▶ _SET TASK_
Check each line of the listing for the word "templates" and report how many lines contain it, giving nothing but the number.

▶ _DATA LISTING_
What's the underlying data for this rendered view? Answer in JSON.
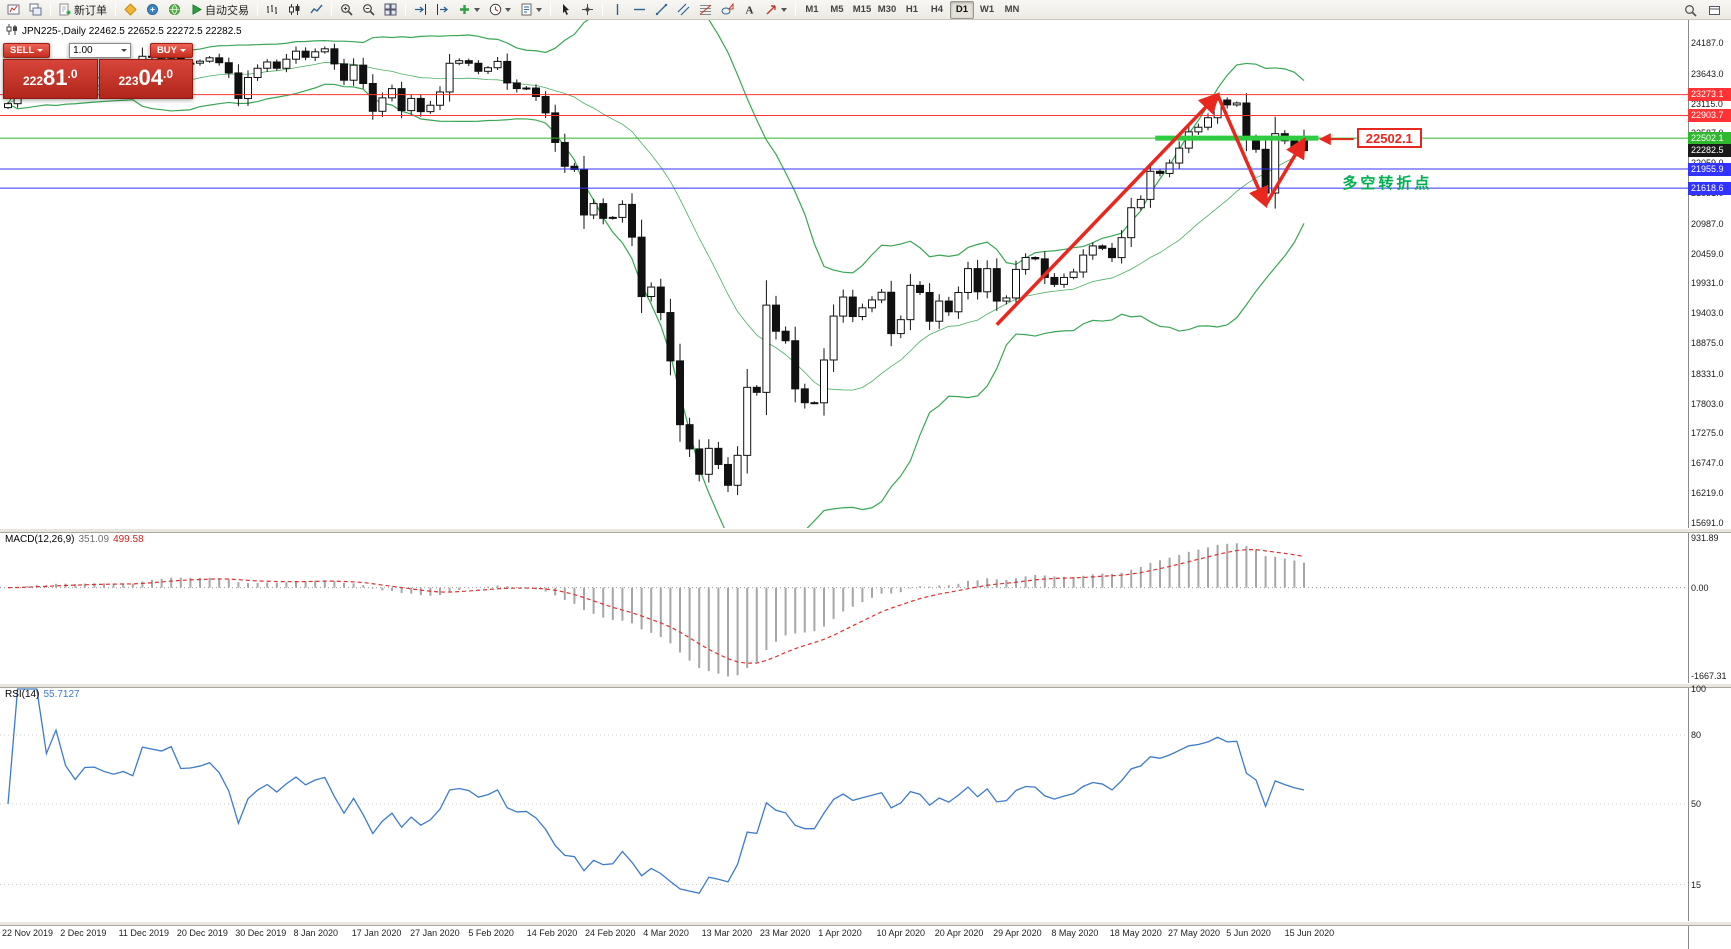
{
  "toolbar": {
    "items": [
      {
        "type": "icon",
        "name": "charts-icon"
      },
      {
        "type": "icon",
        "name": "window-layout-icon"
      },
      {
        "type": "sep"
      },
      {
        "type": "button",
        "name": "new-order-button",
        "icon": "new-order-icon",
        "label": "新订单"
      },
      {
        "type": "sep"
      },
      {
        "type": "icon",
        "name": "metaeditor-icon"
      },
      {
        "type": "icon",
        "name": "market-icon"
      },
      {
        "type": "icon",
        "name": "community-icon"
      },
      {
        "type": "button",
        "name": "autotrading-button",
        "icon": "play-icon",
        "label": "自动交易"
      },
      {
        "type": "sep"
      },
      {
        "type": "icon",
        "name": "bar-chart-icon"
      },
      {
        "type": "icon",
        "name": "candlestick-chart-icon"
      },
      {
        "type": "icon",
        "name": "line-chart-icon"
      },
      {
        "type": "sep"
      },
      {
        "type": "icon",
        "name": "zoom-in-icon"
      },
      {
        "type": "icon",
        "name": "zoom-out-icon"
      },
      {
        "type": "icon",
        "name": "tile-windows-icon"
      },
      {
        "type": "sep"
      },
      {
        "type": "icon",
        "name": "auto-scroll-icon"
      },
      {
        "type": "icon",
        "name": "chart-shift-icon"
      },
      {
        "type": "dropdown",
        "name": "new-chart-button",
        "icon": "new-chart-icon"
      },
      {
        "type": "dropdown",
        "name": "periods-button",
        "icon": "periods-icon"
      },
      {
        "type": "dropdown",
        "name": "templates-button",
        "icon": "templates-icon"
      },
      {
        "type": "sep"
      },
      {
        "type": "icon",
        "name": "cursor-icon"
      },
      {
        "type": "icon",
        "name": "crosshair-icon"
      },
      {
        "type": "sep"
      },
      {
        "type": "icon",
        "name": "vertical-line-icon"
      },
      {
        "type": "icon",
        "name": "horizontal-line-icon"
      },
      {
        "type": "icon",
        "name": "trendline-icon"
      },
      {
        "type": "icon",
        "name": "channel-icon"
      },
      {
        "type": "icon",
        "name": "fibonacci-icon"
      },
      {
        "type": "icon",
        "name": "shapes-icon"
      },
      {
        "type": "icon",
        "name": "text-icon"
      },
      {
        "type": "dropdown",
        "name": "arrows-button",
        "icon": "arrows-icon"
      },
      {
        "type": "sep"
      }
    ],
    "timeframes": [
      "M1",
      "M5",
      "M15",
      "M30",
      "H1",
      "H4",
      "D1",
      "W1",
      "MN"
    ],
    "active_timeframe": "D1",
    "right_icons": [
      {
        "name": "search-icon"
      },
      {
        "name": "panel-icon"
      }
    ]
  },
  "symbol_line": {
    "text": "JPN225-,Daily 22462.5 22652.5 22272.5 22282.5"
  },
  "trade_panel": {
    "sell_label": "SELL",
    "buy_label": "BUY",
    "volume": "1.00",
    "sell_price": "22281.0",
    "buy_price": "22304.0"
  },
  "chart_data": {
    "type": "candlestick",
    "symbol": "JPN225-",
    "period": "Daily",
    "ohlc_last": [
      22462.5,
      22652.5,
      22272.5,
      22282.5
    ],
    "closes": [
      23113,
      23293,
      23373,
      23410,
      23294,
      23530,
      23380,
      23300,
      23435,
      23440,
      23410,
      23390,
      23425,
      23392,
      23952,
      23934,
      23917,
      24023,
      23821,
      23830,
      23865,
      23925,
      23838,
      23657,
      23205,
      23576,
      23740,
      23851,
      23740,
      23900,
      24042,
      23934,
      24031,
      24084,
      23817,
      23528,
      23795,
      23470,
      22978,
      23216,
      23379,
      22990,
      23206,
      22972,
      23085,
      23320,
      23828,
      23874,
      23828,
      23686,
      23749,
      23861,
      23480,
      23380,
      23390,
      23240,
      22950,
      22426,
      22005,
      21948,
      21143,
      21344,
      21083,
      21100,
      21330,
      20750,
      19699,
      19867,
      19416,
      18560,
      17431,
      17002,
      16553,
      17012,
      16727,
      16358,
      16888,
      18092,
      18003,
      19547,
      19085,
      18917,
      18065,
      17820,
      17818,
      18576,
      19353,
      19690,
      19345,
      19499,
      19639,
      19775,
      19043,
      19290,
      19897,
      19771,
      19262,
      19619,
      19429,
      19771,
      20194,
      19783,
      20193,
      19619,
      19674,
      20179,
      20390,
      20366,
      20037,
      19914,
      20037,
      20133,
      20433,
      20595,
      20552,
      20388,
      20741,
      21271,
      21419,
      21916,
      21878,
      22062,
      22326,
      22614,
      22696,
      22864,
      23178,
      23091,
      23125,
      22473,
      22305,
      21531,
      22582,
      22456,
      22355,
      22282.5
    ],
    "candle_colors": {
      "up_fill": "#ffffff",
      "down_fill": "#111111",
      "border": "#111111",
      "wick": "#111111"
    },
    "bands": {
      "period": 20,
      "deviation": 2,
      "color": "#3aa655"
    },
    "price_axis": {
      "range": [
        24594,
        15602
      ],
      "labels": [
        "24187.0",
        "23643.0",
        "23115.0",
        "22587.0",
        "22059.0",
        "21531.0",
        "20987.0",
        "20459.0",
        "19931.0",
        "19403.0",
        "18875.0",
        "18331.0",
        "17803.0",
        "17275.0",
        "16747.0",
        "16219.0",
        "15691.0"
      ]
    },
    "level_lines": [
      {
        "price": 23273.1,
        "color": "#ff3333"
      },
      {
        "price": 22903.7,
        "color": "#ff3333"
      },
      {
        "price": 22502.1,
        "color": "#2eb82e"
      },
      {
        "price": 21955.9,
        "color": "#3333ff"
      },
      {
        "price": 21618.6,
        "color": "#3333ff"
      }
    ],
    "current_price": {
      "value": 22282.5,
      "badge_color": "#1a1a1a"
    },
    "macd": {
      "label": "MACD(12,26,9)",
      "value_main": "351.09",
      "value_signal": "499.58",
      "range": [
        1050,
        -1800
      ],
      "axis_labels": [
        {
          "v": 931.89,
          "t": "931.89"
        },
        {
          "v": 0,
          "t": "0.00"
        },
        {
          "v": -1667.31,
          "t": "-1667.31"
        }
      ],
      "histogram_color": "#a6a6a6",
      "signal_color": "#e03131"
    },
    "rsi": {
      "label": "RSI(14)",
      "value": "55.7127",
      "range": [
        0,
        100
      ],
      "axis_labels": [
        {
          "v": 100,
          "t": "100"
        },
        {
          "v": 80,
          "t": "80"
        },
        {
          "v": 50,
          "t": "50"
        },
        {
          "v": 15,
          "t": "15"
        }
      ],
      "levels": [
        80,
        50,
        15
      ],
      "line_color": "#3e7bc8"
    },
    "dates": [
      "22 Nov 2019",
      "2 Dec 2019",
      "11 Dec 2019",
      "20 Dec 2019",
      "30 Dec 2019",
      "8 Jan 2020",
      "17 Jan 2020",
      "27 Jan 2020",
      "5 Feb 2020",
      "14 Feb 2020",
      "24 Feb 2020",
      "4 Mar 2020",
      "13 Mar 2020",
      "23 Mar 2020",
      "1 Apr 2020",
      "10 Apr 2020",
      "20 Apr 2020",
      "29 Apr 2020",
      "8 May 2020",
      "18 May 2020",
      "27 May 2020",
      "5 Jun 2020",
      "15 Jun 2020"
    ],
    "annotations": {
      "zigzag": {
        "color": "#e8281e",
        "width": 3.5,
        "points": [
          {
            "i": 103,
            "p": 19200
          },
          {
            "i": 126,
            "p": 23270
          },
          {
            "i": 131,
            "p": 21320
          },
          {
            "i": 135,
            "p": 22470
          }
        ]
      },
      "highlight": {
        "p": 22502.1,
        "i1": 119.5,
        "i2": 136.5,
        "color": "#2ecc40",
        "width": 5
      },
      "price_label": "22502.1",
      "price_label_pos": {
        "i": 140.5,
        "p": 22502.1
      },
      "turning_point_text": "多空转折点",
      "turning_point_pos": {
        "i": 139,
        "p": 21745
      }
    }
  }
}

▶ _FULL ANSWER_
2